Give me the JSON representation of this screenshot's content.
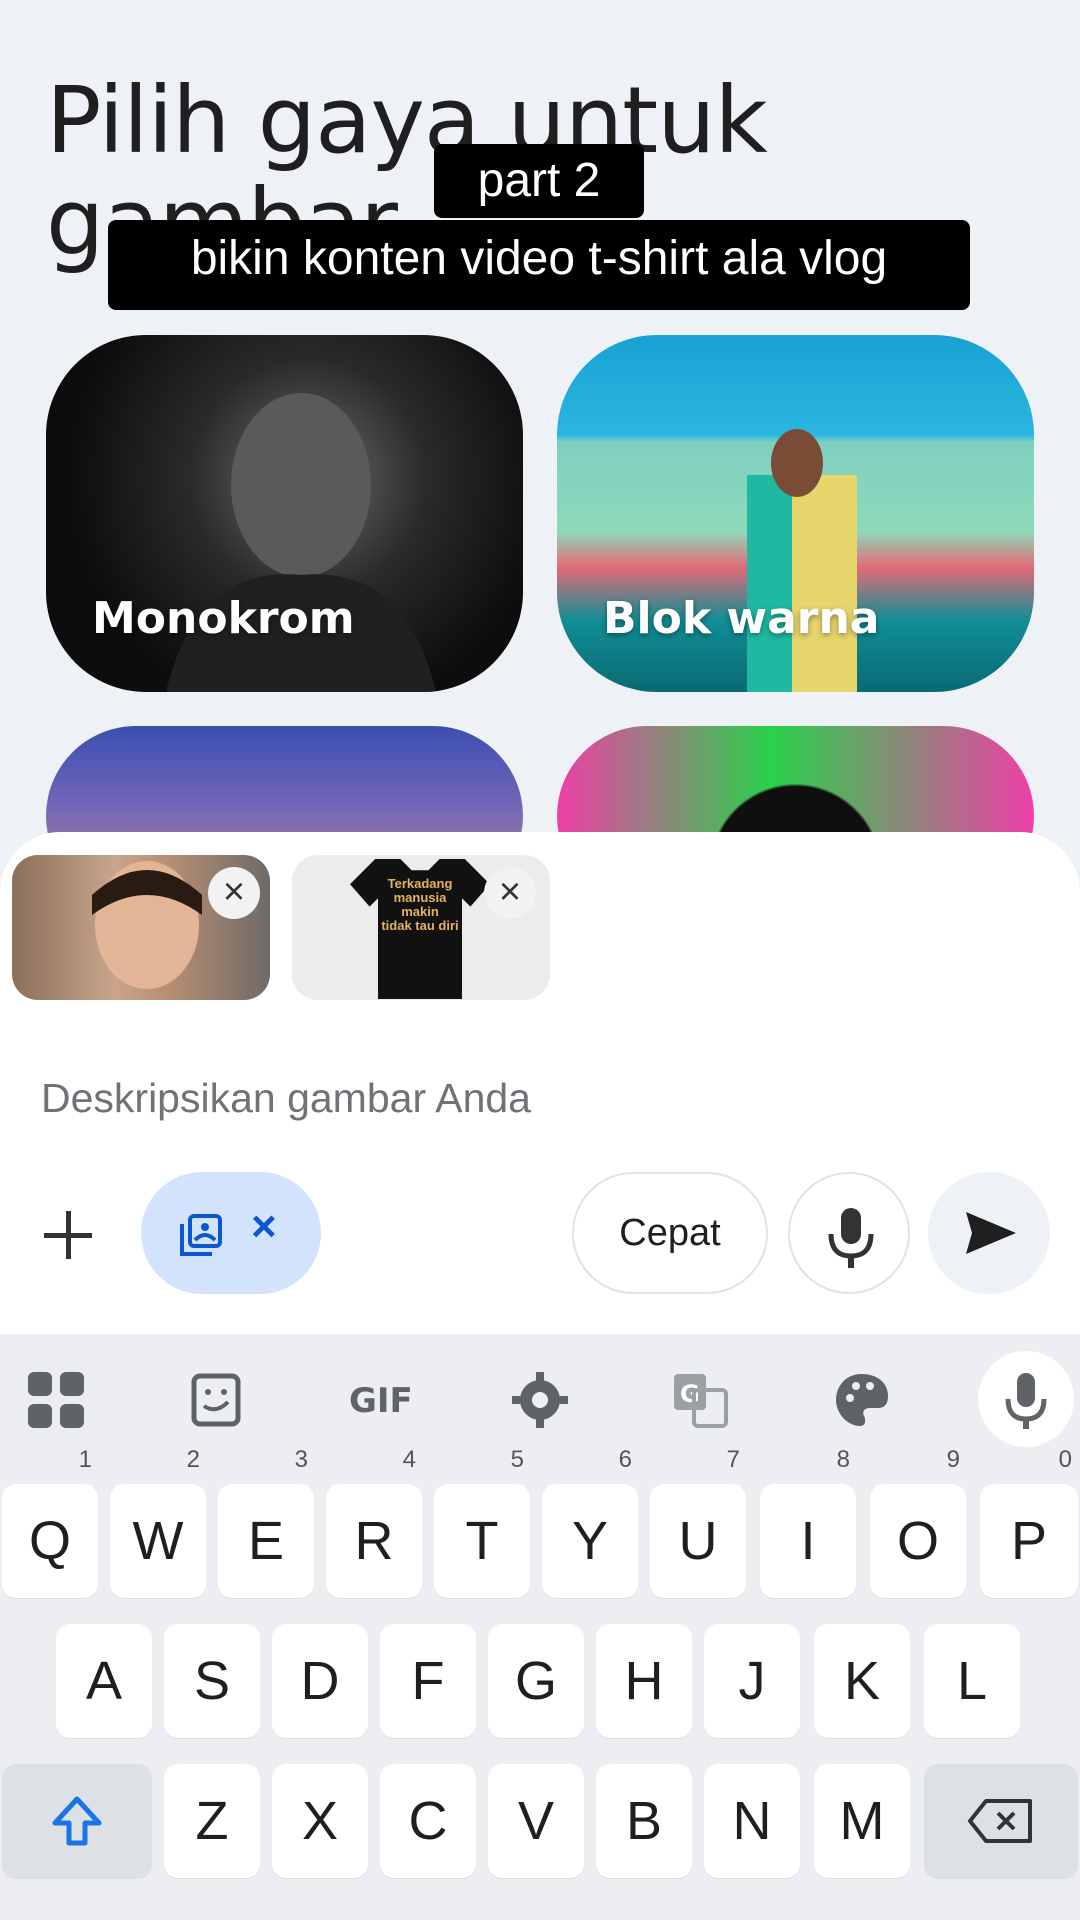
{
  "heading": "Pilih gaya untuk gambar",
  "overlay": {
    "line1": "part 2",
    "line2": "bikin konten video t-shirt ala vlog"
  },
  "styles": [
    {
      "label": "Monokrom"
    },
    {
      "label": "Blok warna"
    },
    {
      "label": ""
    },
    {
      "label": ""
    }
  ],
  "attachments": [
    {
      "kind": "portrait photo"
    },
    {
      "kind": "t-shirt photo",
      "print_text": [
        "Terkadang",
        "manusia",
        "makin",
        "tidak tau diri"
      ]
    }
  ],
  "prompt": {
    "placeholder": "Deskripsikan gambar Anda",
    "value": ""
  },
  "controls": {
    "speed_label": "Cepat"
  },
  "keyboard": {
    "toolbar": [
      "apps-icon",
      "sticker-icon",
      "GIF",
      "settings-icon",
      "translate-icon",
      "palette-icon",
      "mic-icon"
    ],
    "row1": [
      [
        "Q",
        "1"
      ],
      [
        "W",
        "2"
      ],
      [
        "E",
        "3"
      ],
      [
        "R",
        "4"
      ],
      [
        "T",
        "5"
      ],
      [
        "Y",
        "6"
      ],
      [
        "U",
        "7"
      ],
      [
        "I",
        "8"
      ],
      [
        "O",
        "9"
      ],
      [
        "P",
        "0"
      ]
    ],
    "row2": [
      "A",
      "S",
      "D",
      "F",
      "G",
      "H",
      "J",
      "K",
      "L"
    ],
    "row3": [
      "Z",
      "X",
      "C",
      "V",
      "B",
      "N",
      "M"
    ]
  },
  "colors": {
    "accent": "#0b57d0",
    "chip_bg": "#d3e3fd",
    "shift_icon": "#1a73e8"
  }
}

= = = =

-- STATED PROBLEM --
Pictures are excluded; repeat every record exactly.

-- CORRECT OUTPUT --
Give me the JSON representation of this screenshot's content.
{
  "heading": "Pilih gaya untuk gambar",
  "overlay": {
    "line1": "part 2",
    "line2": "bikin konten video t-shirt ala vlog"
  },
  "styles": [
    {
      "label": "Monokrom"
    },
    {
      "label": "Blok warna"
    },
    {
      "label": ""
    },
    {
      "label": ""
    }
  ],
  "attachments": [
    {
      "kind": "portrait photo"
    },
    {
      "kind": "t-shirt photo",
      "print_text": [
        "Terkadang",
        "manusia",
        "makin",
        "tidak tau diri"
      ]
    }
  ],
  "prompt": {
    "placeholder": "Deskripsikan gambar Anda",
    "value": ""
  },
  "controls": {
    "speed_label": "Cepat"
  },
  "keyboard": {
    "toolbar": [
      "apps-icon",
      "sticker-icon",
      "GIF",
      "settings-icon",
      "translate-icon",
      "palette-icon",
      "mic-icon"
    ],
    "row1": [
      [
        "Q",
        "1"
      ],
      [
        "W",
        "2"
      ],
      [
        "E",
        "3"
      ],
      [
        "R",
        "4"
      ],
      [
        "T",
        "5"
      ],
      [
        "Y",
        "6"
      ],
      [
        "U",
        "7"
      ],
      [
        "I",
        "8"
      ],
      [
        "O",
        "9"
      ],
      [
        "P",
        "0"
      ]
    ],
    "row2": [
      "A",
      "S",
      "D",
      "F",
      "G",
      "H",
      "J",
      "K",
      "L"
    ],
    "row3": [
      "Z",
      "X",
      "C",
      "V",
      "B",
      "N",
      "M"
    ]
  },
  "colors": {
    "accent": "#0b57d0",
    "chip_bg": "#d3e3fd",
    "shift_icon": "#1a73e8"
  }
}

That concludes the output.